### Task details:
All the data must come back unchanged, except that pictures are left out.

### Dataset excerpts:
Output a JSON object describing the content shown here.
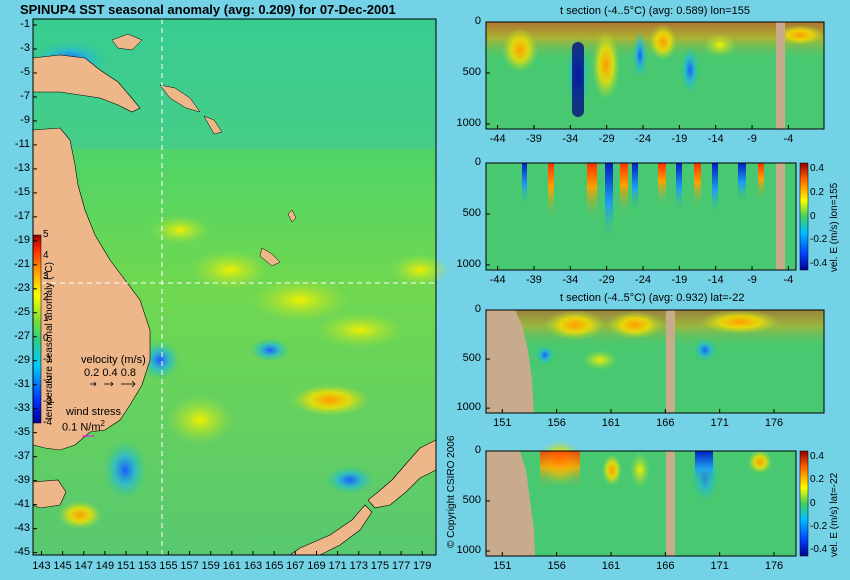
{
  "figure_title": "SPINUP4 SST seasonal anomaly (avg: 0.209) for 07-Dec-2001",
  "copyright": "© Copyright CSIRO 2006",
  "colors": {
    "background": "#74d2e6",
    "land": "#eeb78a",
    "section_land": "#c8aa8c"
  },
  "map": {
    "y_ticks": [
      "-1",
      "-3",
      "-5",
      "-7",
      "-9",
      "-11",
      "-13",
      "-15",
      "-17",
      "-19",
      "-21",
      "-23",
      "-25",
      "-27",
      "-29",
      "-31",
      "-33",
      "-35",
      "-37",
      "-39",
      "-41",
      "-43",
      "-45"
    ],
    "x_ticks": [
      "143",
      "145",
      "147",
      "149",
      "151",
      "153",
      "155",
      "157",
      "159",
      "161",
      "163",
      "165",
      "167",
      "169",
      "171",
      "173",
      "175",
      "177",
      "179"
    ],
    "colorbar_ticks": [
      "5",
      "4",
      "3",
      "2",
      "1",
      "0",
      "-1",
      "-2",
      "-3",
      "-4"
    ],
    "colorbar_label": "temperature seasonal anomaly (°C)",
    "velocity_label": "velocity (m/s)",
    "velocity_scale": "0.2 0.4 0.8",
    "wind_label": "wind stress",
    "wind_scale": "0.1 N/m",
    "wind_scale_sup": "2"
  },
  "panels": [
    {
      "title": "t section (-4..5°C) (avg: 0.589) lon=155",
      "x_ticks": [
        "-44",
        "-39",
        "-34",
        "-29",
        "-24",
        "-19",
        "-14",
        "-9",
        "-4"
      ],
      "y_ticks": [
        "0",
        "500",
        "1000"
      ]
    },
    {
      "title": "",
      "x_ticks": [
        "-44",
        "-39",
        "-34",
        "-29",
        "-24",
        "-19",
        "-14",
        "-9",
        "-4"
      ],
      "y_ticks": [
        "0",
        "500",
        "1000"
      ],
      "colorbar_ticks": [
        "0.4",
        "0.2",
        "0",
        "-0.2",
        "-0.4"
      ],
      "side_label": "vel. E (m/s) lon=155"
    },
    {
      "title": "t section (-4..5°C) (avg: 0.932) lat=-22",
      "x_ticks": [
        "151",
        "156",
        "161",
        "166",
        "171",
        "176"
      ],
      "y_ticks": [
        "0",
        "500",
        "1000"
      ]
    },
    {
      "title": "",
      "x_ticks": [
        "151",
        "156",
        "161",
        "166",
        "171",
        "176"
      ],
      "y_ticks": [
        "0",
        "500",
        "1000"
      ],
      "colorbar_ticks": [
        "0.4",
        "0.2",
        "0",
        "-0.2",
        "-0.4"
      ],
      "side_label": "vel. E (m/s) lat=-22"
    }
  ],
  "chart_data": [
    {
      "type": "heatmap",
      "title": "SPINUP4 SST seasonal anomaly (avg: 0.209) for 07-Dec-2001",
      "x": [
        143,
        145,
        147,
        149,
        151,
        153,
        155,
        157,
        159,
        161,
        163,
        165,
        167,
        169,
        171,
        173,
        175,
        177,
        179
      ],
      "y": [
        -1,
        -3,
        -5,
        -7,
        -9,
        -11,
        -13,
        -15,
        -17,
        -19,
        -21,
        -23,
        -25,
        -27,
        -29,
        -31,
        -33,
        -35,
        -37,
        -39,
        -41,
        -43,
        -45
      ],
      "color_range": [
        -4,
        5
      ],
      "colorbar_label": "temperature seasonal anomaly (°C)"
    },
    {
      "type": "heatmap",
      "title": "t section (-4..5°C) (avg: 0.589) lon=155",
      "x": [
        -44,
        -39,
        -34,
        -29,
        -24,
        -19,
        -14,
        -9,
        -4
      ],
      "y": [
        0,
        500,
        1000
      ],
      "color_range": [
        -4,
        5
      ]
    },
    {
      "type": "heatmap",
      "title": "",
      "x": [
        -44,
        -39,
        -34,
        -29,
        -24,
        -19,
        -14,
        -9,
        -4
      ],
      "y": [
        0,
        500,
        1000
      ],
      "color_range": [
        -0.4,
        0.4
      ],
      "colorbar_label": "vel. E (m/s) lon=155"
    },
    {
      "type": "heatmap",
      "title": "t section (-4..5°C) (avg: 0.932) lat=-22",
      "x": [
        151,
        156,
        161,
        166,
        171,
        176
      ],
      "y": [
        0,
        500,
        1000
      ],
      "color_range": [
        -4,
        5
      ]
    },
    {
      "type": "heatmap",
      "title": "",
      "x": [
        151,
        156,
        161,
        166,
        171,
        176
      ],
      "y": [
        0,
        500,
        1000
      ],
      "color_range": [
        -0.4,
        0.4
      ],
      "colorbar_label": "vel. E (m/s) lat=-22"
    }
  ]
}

### Finished answer:
Output a JSON object describing the content shown here.
{
  "figure_title": "SPINUP4 SST seasonal anomaly (avg: 0.209) for 07-Dec-2001",
  "copyright": "© Copyright CSIRO 2006",
  "colors": {
    "background": "#74d2e6",
    "land": "#eeb78a",
    "section_land": "#c8aa8c"
  },
  "map": {
    "y_ticks": [
      "-1",
      "-3",
      "-5",
      "-7",
      "-9",
      "-11",
      "-13",
      "-15",
      "-17",
      "-19",
      "-21",
      "-23",
      "-25",
      "-27",
      "-29",
      "-31",
      "-33",
      "-35",
      "-37",
      "-39",
      "-41",
      "-43",
      "-45"
    ],
    "x_ticks": [
      "143",
      "145",
      "147",
      "149",
      "151",
      "153",
      "155",
      "157",
      "159",
      "161",
      "163",
      "165",
      "167",
      "169",
      "171",
      "173",
      "175",
      "177",
      "179"
    ],
    "colorbar_ticks": [
      "5",
      "4",
      "3",
      "2",
      "1",
      "0",
      "-1",
      "-2",
      "-3",
      "-4"
    ],
    "colorbar_label": "temperature seasonal anomaly (°C)",
    "velocity_label": "velocity (m/s)",
    "velocity_scale": "0.2 0.4 0.8",
    "wind_label": "wind stress",
    "wind_scale": "0.1 N/m",
    "wind_scale_sup": "2"
  },
  "panels": [
    {
      "title": "t section (-4..5°C) (avg: 0.589) lon=155",
      "x_ticks": [
        "-44",
        "-39",
        "-34",
        "-29",
        "-24",
        "-19",
        "-14",
        "-9",
        "-4"
      ],
      "y_ticks": [
        "0",
        "500",
        "1000"
      ]
    },
    {
      "title": "",
      "x_ticks": [
        "-44",
        "-39",
        "-34",
        "-29",
        "-24",
        "-19",
        "-14",
        "-9",
        "-4"
      ],
      "y_ticks": [
        "0",
        "500",
        "1000"
      ],
      "colorbar_ticks": [
        "0.4",
        "0.2",
        "0",
        "-0.2",
        "-0.4"
      ],
      "side_label": "vel. E (m/s) lon=155"
    },
    {
      "title": "t section (-4..5°C) (avg: 0.932) lat=-22",
      "x_ticks": [
        "151",
        "156",
        "161",
        "166",
        "171",
        "176"
      ],
      "y_ticks": [
        "0",
        "500",
        "1000"
      ]
    },
    {
      "title": "",
      "x_ticks": [
        "151",
        "156",
        "161",
        "166",
        "171",
        "176"
      ],
      "y_ticks": [
        "0",
        "500",
        "1000"
      ],
      "colorbar_ticks": [
        "0.4",
        "0.2",
        "0",
        "-0.2",
        "-0.4"
      ],
      "side_label": "vel. E (m/s) lat=-22"
    }
  ],
  "chart_data": [
    {
      "type": "heatmap",
      "title": "SPINUP4 SST seasonal anomaly (avg: 0.209) for 07-Dec-2001",
      "x": [
        143,
        145,
        147,
        149,
        151,
        153,
        155,
        157,
        159,
        161,
        163,
        165,
        167,
        169,
        171,
        173,
        175,
        177,
        179
      ],
      "y": [
        -1,
        -3,
        -5,
        -7,
        -9,
        -11,
        -13,
        -15,
        -17,
        -19,
        -21,
        -23,
        -25,
        -27,
        -29,
        -31,
        -33,
        -35,
        -37,
        -39,
        -41,
        -43,
        -45
      ],
      "color_range": [
        -4,
        5
      ],
      "colorbar_label": "temperature seasonal anomaly (°C)"
    },
    {
      "type": "heatmap",
      "title": "t section (-4..5°C) (avg: 0.589) lon=155",
      "x": [
        -44,
        -39,
        -34,
        -29,
        -24,
        -19,
        -14,
        -9,
        -4
      ],
      "y": [
        0,
        500,
        1000
      ],
      "color_range": [
        -4,
        5
      ]
    },
    {
      "type": "heatmap",
      "title": "",
      "x": [
        -44,
        -39,
        -34,
        -29,
        -24,
        -19,
        -14,
        -9,
        -4
      ],
      "y": [
        0,
        500,
        1000
      ],
      "color_range": [
        -0.4,
        0.4
      ],
      "colorbar_label": "vel. E (m/s) lon=155"
    },
    {
      "type": "heatmap",
      "title": "t section (-4..5°C) (avg: 0.932) lat=-22",
      "x": [
        151,
        156,
        161,
        166,
        171,
        176
      ],
      "y": [
        0,
        500,
        1000
      ],
      "color_range": [
        -4,
        5
      ]
    },
    {
      "type": "heatmap",
      "title": "",
      "x": [
        151,
        156,
        161,
        166,
        171,
        176
      ],
      "y": [
        0,
        500,
        1000
      ],
      "color_range": [
        -0.4,
        0.4
      ],
      "colorbar_label": "vel. E (m/s) lat=-22"
    }
  ]
}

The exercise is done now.